(Excerpted passage):
----

|
|
|
|
|
by mononcqc
4084 days ago
|
|
This implementation does rely on a lot of memory copying going on there. Rather than copying the original element to the new process, then the new mapped element back to the original process (giving you the original list's worth of memory copied twice), you'll be copying each list element once to every worker you spawn, and then you'll copy the parts of the list worked on to the next worker, on and on, until the full list is finally copied back to the caller. So instead of copying 2n elements over the processes, you'll be copying roughly 2nlogn (or is it n(n+1)/2 ?) elements around. |
|
The solution to this problem is just to store messages as they are received inside of a map data structure, so that there is no overhead for receives. This requires indexing the list which makes the code a lot more inelegant.
Edit: Given n processors and an input of size n, I believe the time complexities are: Two map solution: O(n^2)+O(f) Fold solution: O(n^2)+O(f) Two map with map data structure: O(n)+O(f)

----

(Tasks and exercises):
[1] Please list each solution named in the forum comment on memory copying, with the time complexity given for it.
[2] Resume the forum comment on memory copying from its final sentence onward.
The lines that come next have no role in this work.

(Raw records):
----

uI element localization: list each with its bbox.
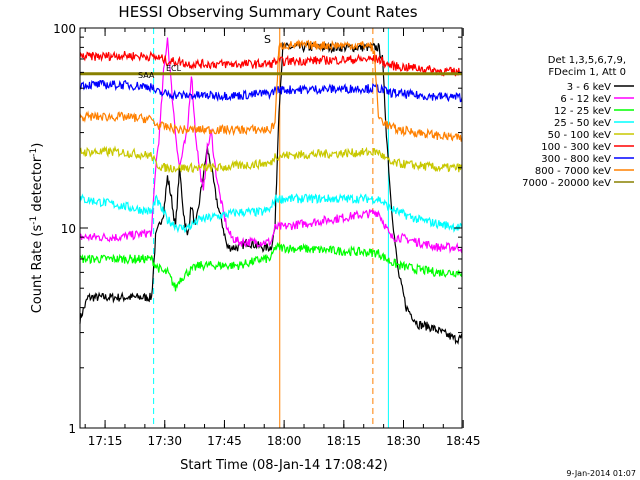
- legend: Det 1,3,5,6,7,9,FDecim 1, Att 0 3 - 6 keV…: [522, 55, 634, 189]
- plot-frame: 1 10 100 17:15 17:30 17:45 18:00 18:15 18:30 18:4…: [53, 22, 480, 448]
- legend-header: FDecim 1, Att 0: [548, 67, 626, 78]
- footer-timestamp: 9-Jan-2014 01:07: [566, 469, 636, 478]
- x-tick-label: 18:00: [267, 434, 302, 448]
- annotation-saa: SAA: [138, 71, 155, 80]
- legend-entry-label: 800 - 7000 keV: [535, 166, 611, 177]
- series-line-6: [79, 79, 463, 103]
- x-tick-label: 18:15: [327, 434, 362, 448]
- y-tick-label: 100: [53, 22, 76, 36]
- series-line-2: [79, 241, 463, 292]
- legend-entry-label: 50 - 100 keV: [548, 130, 612, 141]
- x-tick-label: 18:30: [386, 434, 421, 448]
- x-axis-label: Start Time (08-Jan-14 17:08:42): [180, 458, 388, 473]
- legend-entry-label: 100 - 300 keV: [541, 142, 611, 153]
- series-line-0: [79, 41, 463, 345]
- legend-header: Det 1,3,5,6,7,9,: [548, 55, 626, 66]
- series-line-7: [79, 39, 463, 142]
- legend-entry-label: 300 - 800 keV: [541, 154, 611, 165]
- series-line-5: [79, 50, 462, 77]
- x-tick-label: 17:45: [207, 434, 242, 448]
- legend-entry-label: 3 - 6 keV: [567, 82, 611, 93]
- series-line-3: [79, 192, 463, 234]
- y-tick-label: 10: [61, 222, 76, 236]
- series-line-1: [79, 37, 463, 254]
- x-tick-label: 17:15: [88, 434, 123, 448]
- legend-entry-label: 25 - 50 keV: [554, 118, 611, 129]
- annotation-s: S: [264, 33, 271, 46]
- series-line-4: [79, 145, 463, 174]
- legend-entry-label: 12 - 25 keV: [554, 106, 611, 117]
- legend-entry-label: 7000 - 20000 keV: [522, 178, 611, 189]
- legend-entry-label: 6 - 12 keV: [560, 94, 611, 105]
- y-axis-label: Count Rate (s-1 detector-1): [29, 143, 45, 314]
- plot-border: [79, 27, 463, 429]
- annotation-ecl: ECL: [166, 64, 182, 73]
- chart-title: HESSI Observing Summary Count Rates: [118, 3, 417, 21]
- x-tick-label: 17:30: [147, 434, 182, 448]
- vertical-markers: [153, 28, 463, 428]
- x-tick-label: 18:45: [446, 434, 481, 448]
- y-tick-label: 1: [68, 422, 76, 436]
- series-lines: S SAA ECL: [79, 33, 463, 345]
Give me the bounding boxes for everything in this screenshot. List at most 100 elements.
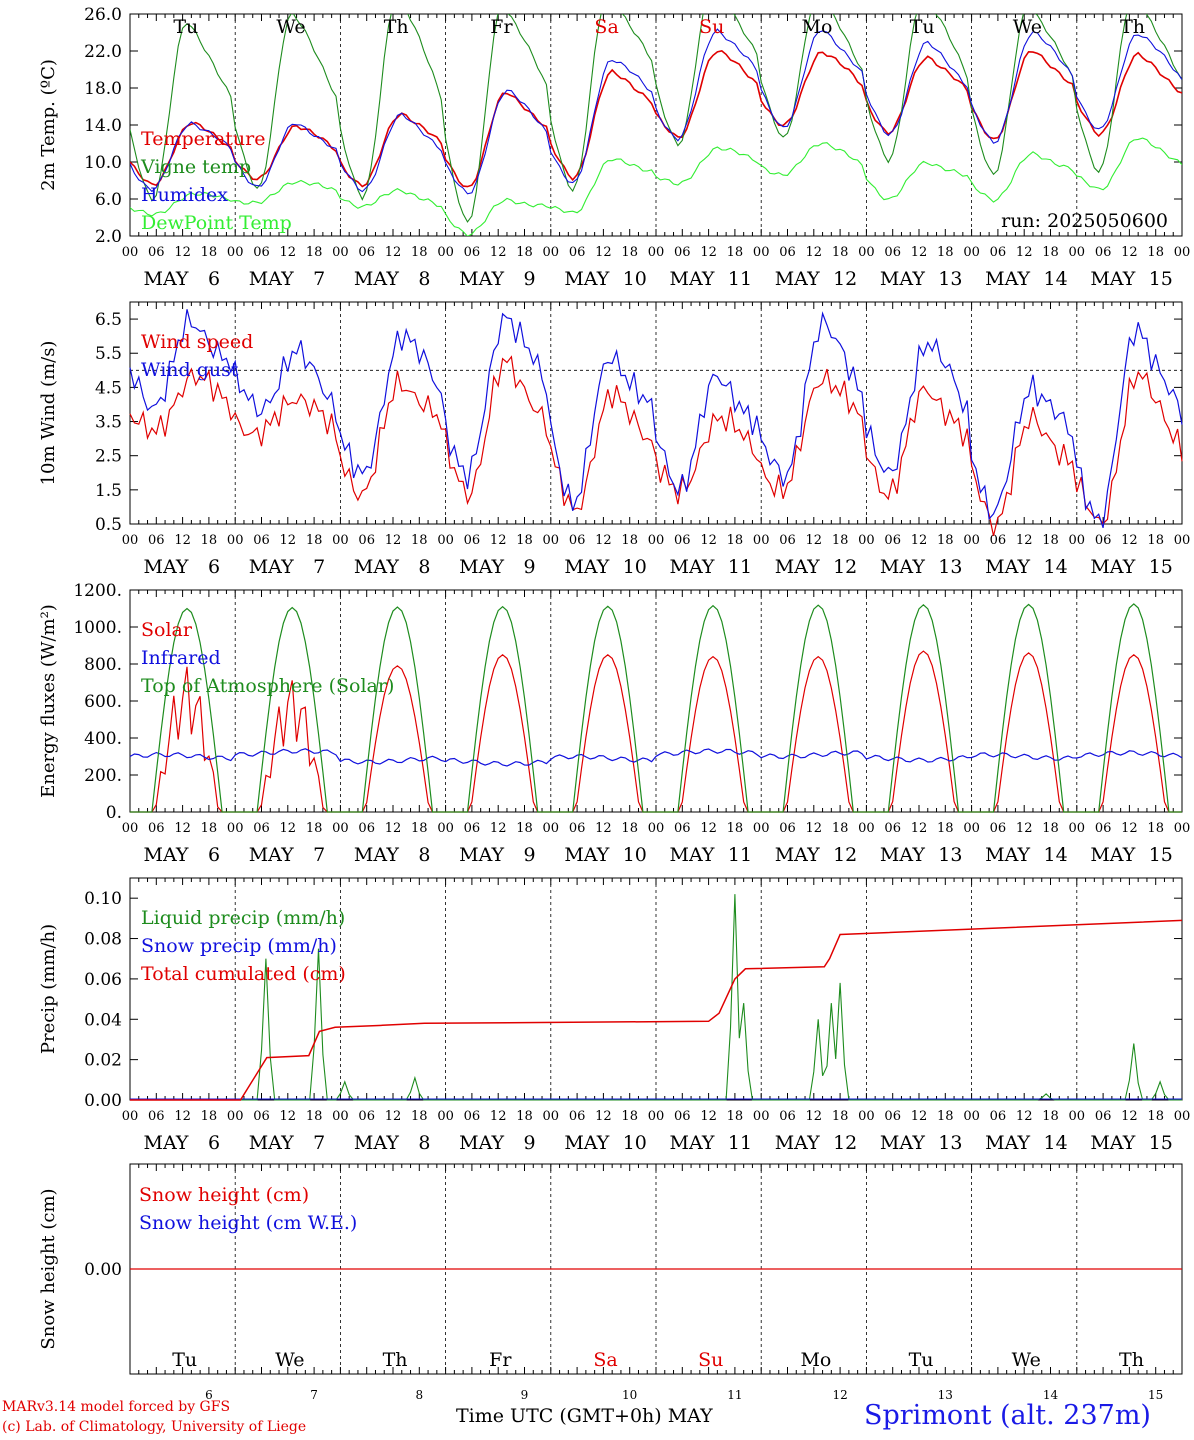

----

(Answers for the tasks):
[1]
- Two map solution: O(n^2)+O(f)
- Fold solution: O(n^2)+O(f)
- Two map with map data structure: O(n)+O(f)

[2]
Where O(f) is the asymptotic upper bound of the function being mapped
Edit 2: This has me thinking about what will be the most efficient way to assign an element from the list to worker processes. In Erlang, it's clear that there isn't a way to avoid the O(n) overhead since the original process must reconstruct the list in order using cons.
In an imperative language this isn't necessary. Perhaps the original process can recursively assign indicies by spawning two children worker processes which are given a range of indicies to work on (who then create their own assignment processes). I believe the overhead is then only O(log n)...